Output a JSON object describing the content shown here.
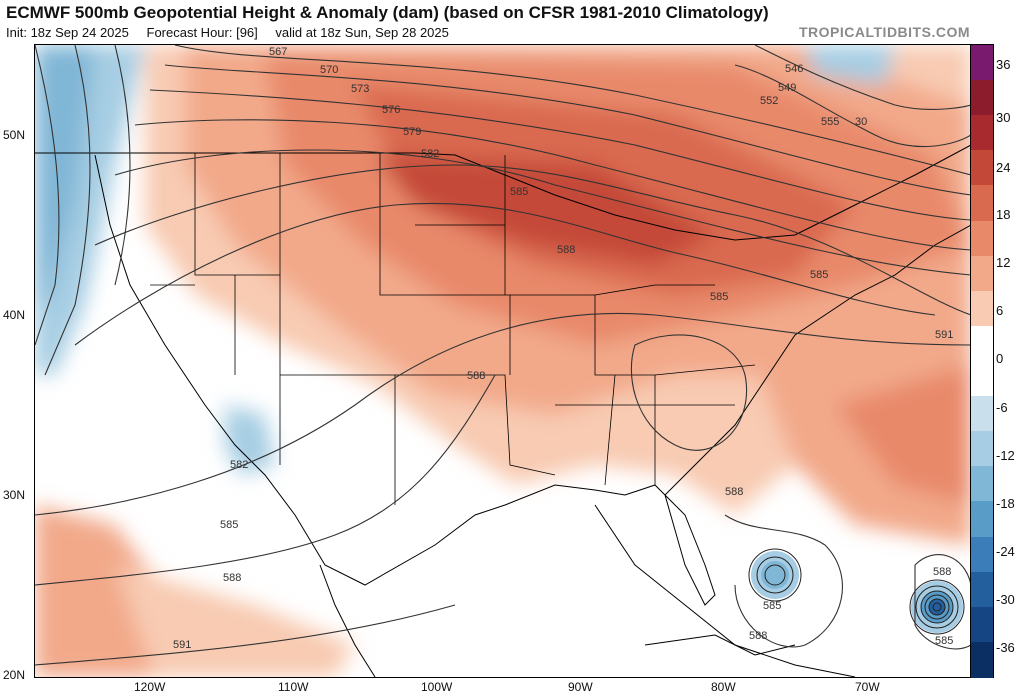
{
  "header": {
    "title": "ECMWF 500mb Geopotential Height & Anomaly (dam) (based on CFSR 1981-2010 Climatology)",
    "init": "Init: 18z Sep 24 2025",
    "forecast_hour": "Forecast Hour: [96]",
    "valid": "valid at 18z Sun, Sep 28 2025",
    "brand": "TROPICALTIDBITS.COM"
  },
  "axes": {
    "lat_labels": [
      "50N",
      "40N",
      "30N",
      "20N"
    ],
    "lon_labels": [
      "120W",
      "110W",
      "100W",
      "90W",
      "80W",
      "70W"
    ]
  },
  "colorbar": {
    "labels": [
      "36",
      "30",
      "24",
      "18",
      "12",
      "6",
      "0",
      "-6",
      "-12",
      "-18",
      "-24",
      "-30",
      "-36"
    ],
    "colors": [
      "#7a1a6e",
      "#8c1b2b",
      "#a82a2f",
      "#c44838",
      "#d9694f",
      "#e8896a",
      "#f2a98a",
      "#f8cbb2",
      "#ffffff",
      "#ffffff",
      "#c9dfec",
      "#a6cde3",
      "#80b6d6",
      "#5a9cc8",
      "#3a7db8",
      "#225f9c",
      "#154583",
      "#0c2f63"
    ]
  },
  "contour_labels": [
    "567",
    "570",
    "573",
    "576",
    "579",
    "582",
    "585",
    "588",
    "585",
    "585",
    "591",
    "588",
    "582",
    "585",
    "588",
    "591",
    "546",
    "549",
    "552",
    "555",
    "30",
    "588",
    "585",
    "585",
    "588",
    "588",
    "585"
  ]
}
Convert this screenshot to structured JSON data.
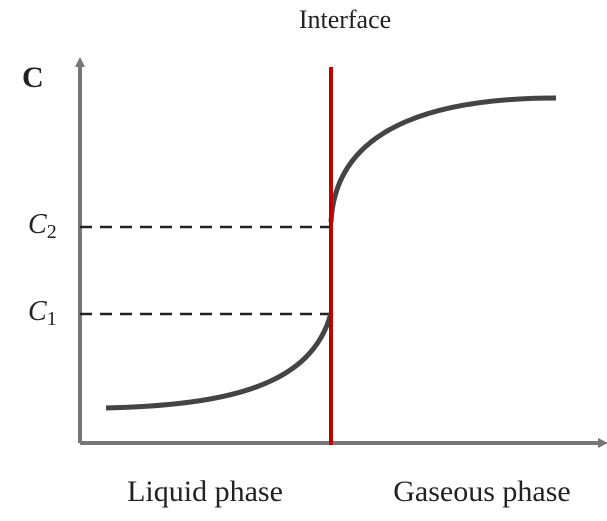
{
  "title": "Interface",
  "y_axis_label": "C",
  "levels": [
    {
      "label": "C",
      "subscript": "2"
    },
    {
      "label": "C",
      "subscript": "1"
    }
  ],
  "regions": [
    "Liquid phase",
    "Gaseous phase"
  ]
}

:::::

- [Set task] Repeat the data in full and exactly. Omit pictures.

- [Written answer]
Output a JSON object describing the content shown here.
{
  "header": {
    "title": "ECMWF 500mb Geopotential Height & Anomaly (dam) (based on CFSR 1981-2010 Climatology)",
    "init": "Init: 18z Sep 24 2025",
    "forecast_hour": "Forecast Hour: [96]",
    "valid": "valid at 18z Sun, Sep 28 2025",
    "brand": "TROPICALTIDBITS.COM"
  },
  "axes": {
    "lat_labels": [
      "50N",
      "40N",
      "30N",
      "20N"
    ],
    "lon_labels": [
      "120W",
      "110W",
      "100W",
      "90W",
      "80W",
      "70W"
    ]
  },
  "colorbar": {
    "labels": [
      "36",
      "30",
      "24",
      "18",
      "12",
      "6",
      "0",
      "-6",
      "-12",
      "-18",
      "-24",
      "-30",
      "-36"
    ],
    "colors": [
      "#7a1a6e",
      "#8c1b2b",
      "#a82a2f",
      "#c44838",
      "#d9694f",
      "#e8896a",
      "#f2a98a",
      "#f8cbb2",
      "#ffffff",
      "#ffffff",
      "#c9dfec",
      "#a6cde3",
      "#80b6d6",
      "#5a9cc8",
      "#3a7db8",
      "#225f9c",
      "#154583",
      "#0c2f63"
    ]
  },
  "contour_labels": [
    "567",
    "570",
    "573",
    "576",
    "579",
    "582",
    "585",
    "588",
    "585",
    "585",
    "591",
    "588",
    "582",
    "585",
    "588",
    "591",
    "546",
    "549",
    "552",
    "555",
    "30",
    "588",
    "585",
    "585",
    "588",
    "588",
    "585"
  ]
}
Convert this screenshot to structured JSON data.
{
  "title": "Interface",
  "y_axis_label": "C",
  "levels": [
    {
      "label": "C",
      "subscript": "2"
    },
    {
      "label": "C",
      "subscript": "1"
    }
  ],
  "regions": [
    "Liquid phase",
    "Gaseous phase"
  ]
}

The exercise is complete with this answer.